(Records excerpted from a collection)
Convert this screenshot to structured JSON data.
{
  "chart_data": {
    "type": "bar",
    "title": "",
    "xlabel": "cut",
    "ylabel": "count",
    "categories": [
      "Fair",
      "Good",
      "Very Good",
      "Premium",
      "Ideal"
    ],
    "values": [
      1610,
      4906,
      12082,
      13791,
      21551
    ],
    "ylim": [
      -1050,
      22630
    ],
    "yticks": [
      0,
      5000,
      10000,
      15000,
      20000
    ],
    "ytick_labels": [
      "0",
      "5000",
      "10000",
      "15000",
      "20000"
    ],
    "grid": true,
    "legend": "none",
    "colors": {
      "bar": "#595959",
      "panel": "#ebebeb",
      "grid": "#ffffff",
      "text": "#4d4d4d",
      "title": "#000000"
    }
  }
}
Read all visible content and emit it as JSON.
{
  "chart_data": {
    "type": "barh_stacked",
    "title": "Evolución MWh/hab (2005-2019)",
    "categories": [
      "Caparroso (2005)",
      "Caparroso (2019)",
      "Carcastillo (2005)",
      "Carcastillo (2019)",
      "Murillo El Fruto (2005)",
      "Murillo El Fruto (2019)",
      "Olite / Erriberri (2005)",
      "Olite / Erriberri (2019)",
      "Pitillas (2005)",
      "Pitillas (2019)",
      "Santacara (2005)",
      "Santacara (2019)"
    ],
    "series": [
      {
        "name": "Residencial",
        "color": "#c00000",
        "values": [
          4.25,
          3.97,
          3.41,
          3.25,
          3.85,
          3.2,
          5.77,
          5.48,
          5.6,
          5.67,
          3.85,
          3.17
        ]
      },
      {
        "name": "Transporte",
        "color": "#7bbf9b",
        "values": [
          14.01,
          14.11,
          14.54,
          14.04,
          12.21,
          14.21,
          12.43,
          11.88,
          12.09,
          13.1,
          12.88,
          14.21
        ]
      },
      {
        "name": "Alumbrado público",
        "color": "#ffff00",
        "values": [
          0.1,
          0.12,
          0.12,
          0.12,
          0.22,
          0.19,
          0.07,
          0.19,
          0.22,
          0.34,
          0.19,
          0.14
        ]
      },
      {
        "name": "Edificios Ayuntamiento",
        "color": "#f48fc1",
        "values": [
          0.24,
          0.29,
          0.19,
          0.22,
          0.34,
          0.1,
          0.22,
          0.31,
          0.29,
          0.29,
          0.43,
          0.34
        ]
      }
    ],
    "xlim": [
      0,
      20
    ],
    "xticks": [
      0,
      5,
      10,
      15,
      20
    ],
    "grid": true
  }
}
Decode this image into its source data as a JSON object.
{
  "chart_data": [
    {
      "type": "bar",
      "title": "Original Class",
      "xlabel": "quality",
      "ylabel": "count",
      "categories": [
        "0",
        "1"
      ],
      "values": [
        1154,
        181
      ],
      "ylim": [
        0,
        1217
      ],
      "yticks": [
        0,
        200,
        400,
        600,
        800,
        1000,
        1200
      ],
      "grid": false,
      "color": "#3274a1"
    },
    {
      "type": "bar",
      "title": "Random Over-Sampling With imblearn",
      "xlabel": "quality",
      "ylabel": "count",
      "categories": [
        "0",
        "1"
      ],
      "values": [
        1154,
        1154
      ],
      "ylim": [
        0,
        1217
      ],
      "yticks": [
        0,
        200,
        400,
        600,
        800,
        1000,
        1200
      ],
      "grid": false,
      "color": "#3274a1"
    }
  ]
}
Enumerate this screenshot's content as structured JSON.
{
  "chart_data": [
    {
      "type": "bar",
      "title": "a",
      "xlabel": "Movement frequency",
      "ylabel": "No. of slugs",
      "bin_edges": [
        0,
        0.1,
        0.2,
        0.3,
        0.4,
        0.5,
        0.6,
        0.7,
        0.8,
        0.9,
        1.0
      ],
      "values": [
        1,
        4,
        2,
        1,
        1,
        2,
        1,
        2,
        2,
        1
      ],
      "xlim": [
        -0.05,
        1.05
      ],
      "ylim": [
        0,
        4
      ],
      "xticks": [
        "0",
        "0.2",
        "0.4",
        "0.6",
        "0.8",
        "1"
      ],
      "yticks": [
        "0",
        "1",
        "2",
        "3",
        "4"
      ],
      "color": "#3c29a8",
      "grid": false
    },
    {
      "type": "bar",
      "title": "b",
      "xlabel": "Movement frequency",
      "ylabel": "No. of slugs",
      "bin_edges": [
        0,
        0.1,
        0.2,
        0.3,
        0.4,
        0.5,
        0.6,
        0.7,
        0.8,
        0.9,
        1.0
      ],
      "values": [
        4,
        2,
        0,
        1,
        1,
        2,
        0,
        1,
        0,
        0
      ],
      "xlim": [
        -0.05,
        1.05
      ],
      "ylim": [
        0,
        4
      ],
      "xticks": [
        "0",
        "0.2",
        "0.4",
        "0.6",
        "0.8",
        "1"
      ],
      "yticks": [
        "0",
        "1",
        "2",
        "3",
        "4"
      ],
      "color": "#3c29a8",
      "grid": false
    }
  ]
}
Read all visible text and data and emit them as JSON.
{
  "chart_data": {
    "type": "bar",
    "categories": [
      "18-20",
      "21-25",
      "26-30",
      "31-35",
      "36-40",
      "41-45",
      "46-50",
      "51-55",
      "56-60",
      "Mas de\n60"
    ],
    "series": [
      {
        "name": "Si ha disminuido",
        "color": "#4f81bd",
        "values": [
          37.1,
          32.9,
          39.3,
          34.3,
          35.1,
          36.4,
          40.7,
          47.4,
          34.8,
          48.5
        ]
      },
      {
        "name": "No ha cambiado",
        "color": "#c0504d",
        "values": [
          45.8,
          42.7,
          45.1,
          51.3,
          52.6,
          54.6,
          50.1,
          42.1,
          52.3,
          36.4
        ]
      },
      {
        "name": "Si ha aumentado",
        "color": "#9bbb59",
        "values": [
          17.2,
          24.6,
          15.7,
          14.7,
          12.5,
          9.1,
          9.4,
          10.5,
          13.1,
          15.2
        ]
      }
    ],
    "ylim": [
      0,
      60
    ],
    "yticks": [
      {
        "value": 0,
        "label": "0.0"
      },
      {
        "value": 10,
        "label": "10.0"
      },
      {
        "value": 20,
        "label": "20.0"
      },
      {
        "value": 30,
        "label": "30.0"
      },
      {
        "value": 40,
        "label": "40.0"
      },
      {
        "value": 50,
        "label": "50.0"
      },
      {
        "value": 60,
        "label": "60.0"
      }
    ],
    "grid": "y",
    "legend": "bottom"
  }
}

**SHORT EXERCISE**. Go through the listing and copy all of it exactly.

**RESPONSE FOR THIS EXERCISE**.
Convert this screenshot to structured JSON data.
{
  "chart_data": {
    "type": "bar",
    "title": "",
    "xlabel": "cut",
    "ylabel": "count",
    "categories": [
      "Fair",
      "Good",
      "Very Good",
      "Premium",
      "Ideal"
    ],
    "values": [
      1610,
      4906,
      12082,
      13791,
      21551
    ],
    "ylim": [
      -1050,
      22630
    ],
    "yticks": [
      0,
      5000,
      10000,
      15000,
      20000
    ],
    "ytick_labels": [
      "0",
      "5000",
      "10000",
      "15000",
      "20000"
    ],
    "grid": true,
    "legend": "none",
    "colors": {
      "bar": "#595959",
      "panel": "#ebebeb",
      "grid": "#ffffff",
      "text": "#4d4d4d",
      "title": "#000000"
    }
  }
}
Read all visible content and emit it as JSON.
{
  "chart_data": {
    "type": "barh_stacked",
    "title": "Evolución MWh/hab (2005-2019)",
    "categories": [
      "Caparroso (2005)",
      "Caparroso (2019)",
      "Carcastillo (2005)",
      "Carcastillo (2019)",
      "Murillo El Fruto (2005)",
      "Murillo El Fruto (2019)",
      "Olite / Erriberri (2005)",
      "Olite / Erriberri (2019)",
      "Pitillas (2005)",
      "Pitillas (2019)",
      "Santacara (2005)",
      "Santacara (2019)"
    ],
    "series": [
      {
        "name": "Residencial",
        "color": "#c00000",
        "values": [
          4.25,
          3.97,
          3.41,
          3.25,
          3.85,
          3.2,
          5.77,
          5.48,
          5.6,
          5.67,
          3.85,
          3.17
        ]
      },
      {
        "name": "Transporte",
        "color": "#7bbf9b",
        "values": [
          14.01,
          14.11,
          14.54,
          14.04,
          12.21,
          14.21,
          12.43,
          11.88,
          12.09,
          13.1,
          12.88,
          14.21
        ]
      },
      {
        "name": "Alumbrado público",
        "color": "#ffff00",
        "values": [
          0.1,
          0.12,
          0.12,
          0.12,
          0.22,
          0.19,
          0.07,
          0.19,
          0.22,
          0.34,
          0.19,
          0.14
        ]
      },
      {
        "name": "Edificios Ayuntamiento",
        "color": "#f48fc1",
        "values": [
          0.24,
          0.29,
          0.19,
          0.22,
          0.34,
          0.1,
          0.22,
          0.31,
          0.29,
          0.29,
          0.43,
          0.34
        ]
      }
    ],
    "xlim": [
      0,
      20
    ],
    "xticks": [
      0,
      5,
      10,
      15,
      20
    ],
    "grid": true
  }
}
Decode this image into its source data as a JSON object.
{
  "chart_data": [
    {
      "type": "bar",
      "title": "Original Class",
      "xlabel": "quality",
      "ylabel": "count",
      "categories": [
        "0",
        "1"
      ],
      "values": [
        1154,
        181
      ],
      "ylim": [
        0,
        1217
      ],
      "yticks": [
        0,
        200,
        400,
        600,
        800,
        1000,
        1200
      ],
      "grid": false,
      "color": "#3274a1"
    },
    {
      "type": "bar",
      "title": "Random Over-Sampling With imblearn",
      "xlabel": "quality",
      "ylabel": "count",
      "categories": [
        "0",
        "1"
      ],
      "values": [
        1154,
        1154
      ],
      "ylim": [
        0,
        1217
      ],
      "yticks": [
        0,
        200,
        400,
        600,
        800,
        1000,
        1200
      ],
      "grid": false,
      "color": "#3274a1"
    }
  ]
}
Enumerate this screenshot's content as structured JSON.
{
  "chart_data": [
    {
      "type": "bar",
      "title": "a",
      "xlabel": "Movement frequency",
      "ylabel": "No. of slugs",
      "bin_edges": [
        0,
        0.1,
        0.2,
        0.3,
        0.4,
        0.5,
        0.6,
        0.7,
        0.8,
        0.9,
        1.0
      ],
      "values": [
        1,
        4,
        2,
        1,
        1,
        2,
        1,
        2,
        2,
        1
      ],
      "xlim": [
        -0.05,
        1.05
      ],
      "ylim": [
        0,
        4
      ],
      "xticks": [
        "0",
        "0.2",
        "0.4",
        "0.6",
        "0.8",
        "1"
      ],
      "yticks": [
        "0",
        "1",
        "2",
        "3",
        "4"
      ],
      "color": "#3c29a8",
      "grid": false
    },
    {
      "type": "bar",
      "title": "b",
      "xlabel": "Movement frequency",
      "ylabel": "No. of slugs",
      "bin_edges": [
        0,
        0.1,
        0.2,
        0.3,
        0.4,
        0.5,
        0.6,
        0.7,
        0.8,
        0.9,
        1.0
      ],
      "values": [
        4,
        2,
        0,
        1,
        1,
        2,
        0,
        1,
        0,
        0
      ],
      "xlim": [
        -0.05,
        1.05
      ],
      "ylim": [
        0,
        4
      ],
      "xticks": [
        "0",
        "0.2",
        "0.4",
        "0.6",
        "0.8",
        "1"
      ],
      "yticks": [
        "0",
        "1",
        "2",
        "3",
        "4"
      ],
      "color": "#3c29a8",
      "grid": false
    }
  ]
}
Read all visible text and data and emit them as JSON.
{
  "chart_data": {
    "type": "bar",
    "categories": [
      "18-20",
      "21-25",
      "26-30",
      "31-35",
      "36-40",
      "41-45",
      "46-50",
      "51-55",
      "56-60",
      "Mas de\n60"
    ],
    "series": [
      {
        "name": "Si ha disminuido",
        "color": "#4f81bd",
        "values": [
          37.1,
          32.9,
          39.3,
          34.3,
          35.1,
          36.4,
          40.7,
          47.4,
          34.8,
          48.5
        ]
      },
      {
        "name": "No ha cambiado",
        "color": "#c0504d",
        "values": [
          45.8,
          42.7,
          45.1,
          51.3,
          52.6,
          54.6,
          50.1,
          42.1,
          52.3,
          36.4
        ]
      },
      {
        "name": "Si ha aumentado",
        "color": "#9bbb59",
        "values": [
          17.2,
          24.6,
          15.7,
          14.7,
          12.5,
          9.1,
          9.4,
          10.5,
          13.1,
          15.2
        ]
      }
    ],
    "ylim": [
      0,
      60
    ],
    "yticks": [
      {
        "value": 0,
        "label": "0.0"
      },
      {
        "value": 10,
        "label": "10.0"
      },
      {
        "value": 20,
        "label": "20.0"
      },
      {
        "value": 30,
        "label": "30.0"
      },
      {
        "value": 40,
        "label": "40.0"
      },
      {
        "value": 50,
        "label": "50.0"
      },
      {
        "value": 60,
        "label": "60.0"
      }
    ],
    "grid": "y",
    "legend": "bottom"
  }
}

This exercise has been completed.